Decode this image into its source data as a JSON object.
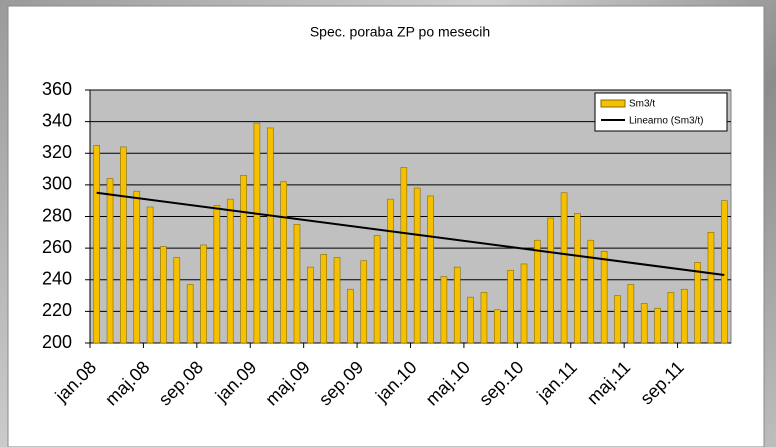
{
  "chart_data": {
    "type": "bar",
    "title": "Spec. poraba ZP po mesecih",
    "categories": [
      "jan.08",
      null,
      null,
      null,
      "maj.08",
      null,
      null,
      null,
      "sep.08",
      null,
      null,
      null,
      "jan.09",
      null,
      null,
      null,
      "maj.09",
      null,
      null,
      null,
      "sep.09",
      null,
      null,
      null,
      "jan.10",
      null,
      null,
      null,
      "maj.10",
      null,
      null,
      null,
      "sep.10",
      null,
      null,
      null,
      "jan.11",
      null,
      null,
      null,
      "maj.11",
      null,
      null,
      null,
      "sep.11",
      null,
      null,
      null
    ],
    "series": [
      {
        "name": "Sm3/t",
        "color": "#f5c000",
        "values": [
          325,
          304,
          324,
          296,
          286,
          261,
          254,
          237,
          262,
          287,
          291,
          306,
          339,
          336,
          302,
          275,
          248,
          256,
          254,
          234,
          252,
          268,
          291,
          311,
          298,
          293,
          242,
          248,
          229,
          232,
          221,
          246,
          250,
          265,
          279,
          295,
          282,
          265,
          258,
          230,
          237,
          225,
          222,
          232,
          234,
          251,
          270,
          290
        ]
      }
    ],
    "trendline": {
      "name": "Linearno (Sm3/t)",
      "color": "#000000",
      "values": [
        295,
        243
      ]
    },
    "ylim": [
      200,
      360
    ],
    "yticks": [
      200,
      220,
      240,
      260,
      280,
      300,
      320,
      340,
      360
    ],
    "grid": true,
    "legend": "top-right"
  }
}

The problem:
Retype each line of the listing above word for word. Exclude the pictures.

Finished answer:
Decode this image into its source data as a JSON object.
{
  "chart_data": {
    "type": "bar",
    "title": "Spec. poraba ZP po mesecih",
    "categories": [
      "jan.08",
      null,
      null,
      null,
      "maj.08",
      null,
      null,
      null,
      "sep.08",
      null,
      null,
      null,
      "jan.09",
      null,
      null,
      null,
      "maj.09",
      null,
      null,
      null,
      "sep.09",
      null,
      null,
      null,
      "jan.10",
      null,
      null,
      null,
      "maj.10",
      null,
      null,
      null,
      "sep.10",
      null,
      null,
      null,
      "jan.11",
      null,
      null,
      null,
      "maj.11",
      null,
      null,
      null,
      "sep.11",
      null,
      null,
      null
    ],
    "series": [
      {
        "name": "Sm3/t",
        "color": "#f5c000",
        "values": [
          325,
          304,
          324,
          296,
          286,
          261,
          254,
          237,
          262,
          287,
          291,
          306,
          339,
          336,
          302,
          275,
          248,
          256,
          254,
          234,
          252,
          268,
          291,
          311,
          298,
          293,
          242,
          248,
          229,
          232,
          221,
          246,
          250,
          265,
          279,
          295,
          282,
          265,
          258,
          230,
          237,
          225,
          222,
          232,
          234,
          251,
          270,
          290
        ]
      }
    ],
    "trendline": {
      "name": "Linearno (Sm3/t)",
      "color": "#000000",
      "values": [
        295,
        243
      ]
    },
    "ylim": [
      200,
      360
    ],
    "yticks": [
      200,
      220,
      240,
      260,
      280,
      300,
      320,
      340,
      360
    ],
    "grid": true,
    "legend": "top-right"
  }
}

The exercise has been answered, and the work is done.